The important fact is that the Wisconsin court mentioned this theory but to explode it. Yet, on this appeal, the exploded theory has assumed greater importance than the decision.
We have sought in vain in the three decisions cited in the Concordia Case, in all the decisions here cited, and in many others, for anything fairly to warrant such an appraisal of them. Nowhere do we find even the germ of the thought that the breaking out of a fire changes the service from a gratuity to a right.
A dictum of Mr. Justice White, dissenting in Mott v. Hudson River R. Co., 24 N.Y. Super. Ct. (1 Rob.) 585, 594, is relied on. That decision, for the last time in this country (1863), held the householder's loss too remote from the cause (severing a length of hose in use) to admit of liability. The dissenting justice remarked: "Cutting or destroying fire hose, provided for use by a community, when no fire existed, and the hose *Page 222 was not in actual use at the time of the cutting, would not give a member of that community, whose house should afterwards be burned down, a right of action for damages caused by the destruction of his house, although it might be ever so probable or clear that if the hose had not been cut, its use would have enabled the owner of the house to extinguish the fire and save his property. The damages would in that case be too remote; that is, they would be so remote that other acts or negligences intervening might be chargeable, to some extent, with the disaster; and courts will not speculate in such cases, in order to determine whether any, or how much, of the damage is due to a particular act complained of."
This, of course, is a slender reed of authority. It is evident, moreover, that neither the majority nor the dissenting justice had in mind proximate cause as affected by the plaintiff's lack of legal right to the service. Further, as applied to a mere length of hose, the distinction is not without force. When hanging in the hose house, a serious result is hardly to be anticipated from its destruction. When actually conveying water to a burning building it is an immediately essential part of the service.

== Entries from a dataset ==
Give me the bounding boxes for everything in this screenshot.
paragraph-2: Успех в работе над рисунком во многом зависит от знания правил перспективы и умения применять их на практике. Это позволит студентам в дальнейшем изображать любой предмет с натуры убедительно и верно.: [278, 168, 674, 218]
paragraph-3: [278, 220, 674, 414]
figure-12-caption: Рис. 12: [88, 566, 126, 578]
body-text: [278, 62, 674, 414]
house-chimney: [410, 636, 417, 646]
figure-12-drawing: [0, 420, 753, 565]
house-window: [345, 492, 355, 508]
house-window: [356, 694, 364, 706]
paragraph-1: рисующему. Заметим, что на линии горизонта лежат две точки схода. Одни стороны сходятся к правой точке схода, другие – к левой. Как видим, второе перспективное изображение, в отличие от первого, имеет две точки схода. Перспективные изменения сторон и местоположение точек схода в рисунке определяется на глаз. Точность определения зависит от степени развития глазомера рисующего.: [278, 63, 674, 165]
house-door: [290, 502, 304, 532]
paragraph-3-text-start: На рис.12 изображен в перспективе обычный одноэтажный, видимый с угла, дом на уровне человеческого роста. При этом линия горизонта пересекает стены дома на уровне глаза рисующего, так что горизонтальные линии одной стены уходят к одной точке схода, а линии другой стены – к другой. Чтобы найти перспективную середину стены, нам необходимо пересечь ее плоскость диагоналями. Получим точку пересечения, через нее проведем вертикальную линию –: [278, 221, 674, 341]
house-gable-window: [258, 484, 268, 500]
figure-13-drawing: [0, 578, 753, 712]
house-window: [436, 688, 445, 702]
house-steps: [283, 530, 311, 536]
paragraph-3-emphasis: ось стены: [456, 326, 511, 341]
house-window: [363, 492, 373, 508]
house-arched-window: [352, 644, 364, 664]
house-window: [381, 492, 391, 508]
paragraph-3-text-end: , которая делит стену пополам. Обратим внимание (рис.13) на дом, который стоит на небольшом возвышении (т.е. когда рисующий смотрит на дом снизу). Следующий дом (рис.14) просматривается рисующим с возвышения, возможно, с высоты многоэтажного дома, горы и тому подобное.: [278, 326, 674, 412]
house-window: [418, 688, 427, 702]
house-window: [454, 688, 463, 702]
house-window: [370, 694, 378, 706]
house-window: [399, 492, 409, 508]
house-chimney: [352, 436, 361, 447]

== PROBLEM TO WORK ON ==
Decide whether each of the following statements agrees with the passage on fire hose liability, and answer yes or no for each, quoting the words of the passage that settle it. (a) The decision in Mott v. Hudson River R. Co. was made in 1863. (b) The Wisconsin court accepted the theory it mentioned. (c) The passage calls the dictum of Mr. Justice White strong authority.

== THE OUTPUT ==
(a) Yes: "That decision, for the last time in this country (1863), held the householder's loss too remote from the cause"
(b) No: "the Wisconsin court mentioned this theory but to explode it"
(c) No: "This, of course, is a slender reed of authority."